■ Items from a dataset
** start **

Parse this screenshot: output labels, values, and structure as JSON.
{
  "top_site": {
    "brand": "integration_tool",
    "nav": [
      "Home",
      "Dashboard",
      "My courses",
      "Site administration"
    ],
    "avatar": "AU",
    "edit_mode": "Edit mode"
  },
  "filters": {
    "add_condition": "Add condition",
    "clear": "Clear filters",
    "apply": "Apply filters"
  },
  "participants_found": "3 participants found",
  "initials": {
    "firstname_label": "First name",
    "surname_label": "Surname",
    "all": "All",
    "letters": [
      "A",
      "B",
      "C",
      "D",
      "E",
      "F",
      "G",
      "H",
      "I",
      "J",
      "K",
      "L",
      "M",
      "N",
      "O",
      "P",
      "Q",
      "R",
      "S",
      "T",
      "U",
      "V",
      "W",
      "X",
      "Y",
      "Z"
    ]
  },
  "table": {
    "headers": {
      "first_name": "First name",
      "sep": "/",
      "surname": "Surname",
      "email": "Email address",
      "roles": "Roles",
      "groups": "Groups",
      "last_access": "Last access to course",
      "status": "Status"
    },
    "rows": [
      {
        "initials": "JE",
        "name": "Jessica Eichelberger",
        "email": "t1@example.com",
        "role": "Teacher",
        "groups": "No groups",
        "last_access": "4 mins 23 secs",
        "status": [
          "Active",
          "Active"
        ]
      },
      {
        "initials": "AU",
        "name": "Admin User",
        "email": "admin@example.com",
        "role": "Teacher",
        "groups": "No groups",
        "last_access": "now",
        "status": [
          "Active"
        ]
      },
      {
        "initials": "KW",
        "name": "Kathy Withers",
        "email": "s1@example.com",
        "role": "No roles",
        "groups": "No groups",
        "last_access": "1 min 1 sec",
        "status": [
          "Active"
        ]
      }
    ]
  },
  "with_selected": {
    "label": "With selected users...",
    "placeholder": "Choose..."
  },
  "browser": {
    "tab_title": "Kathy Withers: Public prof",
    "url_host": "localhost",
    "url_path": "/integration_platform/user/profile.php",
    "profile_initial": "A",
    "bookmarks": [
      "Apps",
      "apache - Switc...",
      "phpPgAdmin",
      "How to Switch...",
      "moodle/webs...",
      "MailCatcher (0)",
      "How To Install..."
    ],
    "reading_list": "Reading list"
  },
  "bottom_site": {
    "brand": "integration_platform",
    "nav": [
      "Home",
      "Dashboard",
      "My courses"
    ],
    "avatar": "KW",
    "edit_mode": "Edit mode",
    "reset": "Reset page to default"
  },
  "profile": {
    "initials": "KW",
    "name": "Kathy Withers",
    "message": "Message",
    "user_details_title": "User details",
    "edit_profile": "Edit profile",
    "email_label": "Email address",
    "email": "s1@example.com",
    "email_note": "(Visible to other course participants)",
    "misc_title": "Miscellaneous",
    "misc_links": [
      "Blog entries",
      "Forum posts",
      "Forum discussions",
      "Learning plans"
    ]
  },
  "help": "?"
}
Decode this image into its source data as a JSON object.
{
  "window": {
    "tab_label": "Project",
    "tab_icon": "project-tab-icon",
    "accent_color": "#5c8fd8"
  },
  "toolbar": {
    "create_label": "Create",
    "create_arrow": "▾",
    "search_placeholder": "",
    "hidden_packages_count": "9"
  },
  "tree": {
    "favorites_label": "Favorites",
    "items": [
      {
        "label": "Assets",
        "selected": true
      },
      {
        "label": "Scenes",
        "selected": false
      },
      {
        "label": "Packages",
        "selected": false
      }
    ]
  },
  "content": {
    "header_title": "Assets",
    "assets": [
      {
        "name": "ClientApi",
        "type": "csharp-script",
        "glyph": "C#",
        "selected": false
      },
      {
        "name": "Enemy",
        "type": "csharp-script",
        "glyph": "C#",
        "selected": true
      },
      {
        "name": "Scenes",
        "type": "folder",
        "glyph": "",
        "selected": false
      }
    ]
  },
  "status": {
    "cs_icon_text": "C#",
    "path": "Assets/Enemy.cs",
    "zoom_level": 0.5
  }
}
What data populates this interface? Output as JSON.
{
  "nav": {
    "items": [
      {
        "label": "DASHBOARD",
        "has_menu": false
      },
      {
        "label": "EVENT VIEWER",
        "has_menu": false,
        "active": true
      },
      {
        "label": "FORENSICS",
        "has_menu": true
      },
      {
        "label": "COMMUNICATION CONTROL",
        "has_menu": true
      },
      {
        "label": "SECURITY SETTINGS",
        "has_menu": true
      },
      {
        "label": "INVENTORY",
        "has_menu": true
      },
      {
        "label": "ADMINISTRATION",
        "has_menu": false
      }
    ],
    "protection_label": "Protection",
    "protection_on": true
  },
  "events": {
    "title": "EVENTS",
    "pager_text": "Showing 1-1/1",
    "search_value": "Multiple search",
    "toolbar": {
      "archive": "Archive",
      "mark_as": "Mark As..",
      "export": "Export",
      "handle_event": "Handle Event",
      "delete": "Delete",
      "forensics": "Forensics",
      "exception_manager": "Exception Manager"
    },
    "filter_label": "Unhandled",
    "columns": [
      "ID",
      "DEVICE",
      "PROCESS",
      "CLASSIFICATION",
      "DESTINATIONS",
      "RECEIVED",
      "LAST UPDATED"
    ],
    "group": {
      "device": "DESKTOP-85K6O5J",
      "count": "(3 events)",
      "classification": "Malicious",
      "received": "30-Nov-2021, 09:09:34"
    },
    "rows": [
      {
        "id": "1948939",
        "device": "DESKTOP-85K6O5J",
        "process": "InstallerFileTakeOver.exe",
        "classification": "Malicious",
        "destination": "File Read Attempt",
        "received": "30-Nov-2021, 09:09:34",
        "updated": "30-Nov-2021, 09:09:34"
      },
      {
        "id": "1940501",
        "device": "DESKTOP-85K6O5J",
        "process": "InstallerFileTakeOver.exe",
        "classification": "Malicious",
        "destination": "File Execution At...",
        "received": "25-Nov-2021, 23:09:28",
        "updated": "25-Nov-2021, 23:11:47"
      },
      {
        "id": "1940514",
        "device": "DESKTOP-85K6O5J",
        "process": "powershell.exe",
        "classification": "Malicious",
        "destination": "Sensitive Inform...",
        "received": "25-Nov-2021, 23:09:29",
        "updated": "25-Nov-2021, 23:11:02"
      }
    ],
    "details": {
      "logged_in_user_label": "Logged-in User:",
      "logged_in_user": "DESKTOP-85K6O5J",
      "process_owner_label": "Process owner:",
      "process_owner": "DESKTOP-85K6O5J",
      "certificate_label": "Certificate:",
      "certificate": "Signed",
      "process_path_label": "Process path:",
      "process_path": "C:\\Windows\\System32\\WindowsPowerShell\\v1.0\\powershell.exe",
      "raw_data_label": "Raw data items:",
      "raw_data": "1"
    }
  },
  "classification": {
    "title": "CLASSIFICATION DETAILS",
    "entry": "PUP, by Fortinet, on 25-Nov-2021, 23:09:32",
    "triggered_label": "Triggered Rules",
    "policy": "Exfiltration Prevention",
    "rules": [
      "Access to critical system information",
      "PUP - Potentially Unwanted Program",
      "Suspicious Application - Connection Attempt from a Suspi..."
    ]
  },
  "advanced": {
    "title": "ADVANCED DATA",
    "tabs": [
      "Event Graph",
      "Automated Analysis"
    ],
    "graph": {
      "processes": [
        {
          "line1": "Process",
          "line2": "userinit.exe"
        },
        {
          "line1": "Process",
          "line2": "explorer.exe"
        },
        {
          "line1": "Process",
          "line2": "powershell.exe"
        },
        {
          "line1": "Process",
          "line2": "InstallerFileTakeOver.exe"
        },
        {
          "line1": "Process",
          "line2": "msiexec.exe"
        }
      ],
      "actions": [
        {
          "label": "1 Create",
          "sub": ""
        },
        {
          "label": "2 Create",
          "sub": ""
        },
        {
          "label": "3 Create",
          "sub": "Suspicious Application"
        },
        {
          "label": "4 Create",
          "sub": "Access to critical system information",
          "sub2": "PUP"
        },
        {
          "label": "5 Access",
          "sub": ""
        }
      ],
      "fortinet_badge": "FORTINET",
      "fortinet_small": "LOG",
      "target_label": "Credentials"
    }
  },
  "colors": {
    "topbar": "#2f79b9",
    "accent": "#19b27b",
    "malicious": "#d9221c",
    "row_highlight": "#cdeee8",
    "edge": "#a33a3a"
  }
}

** end **

Using the entries above, find all lines with "address". Copy them.

■ REPLY
      "email": "Email address",
    "email_label": "Email address",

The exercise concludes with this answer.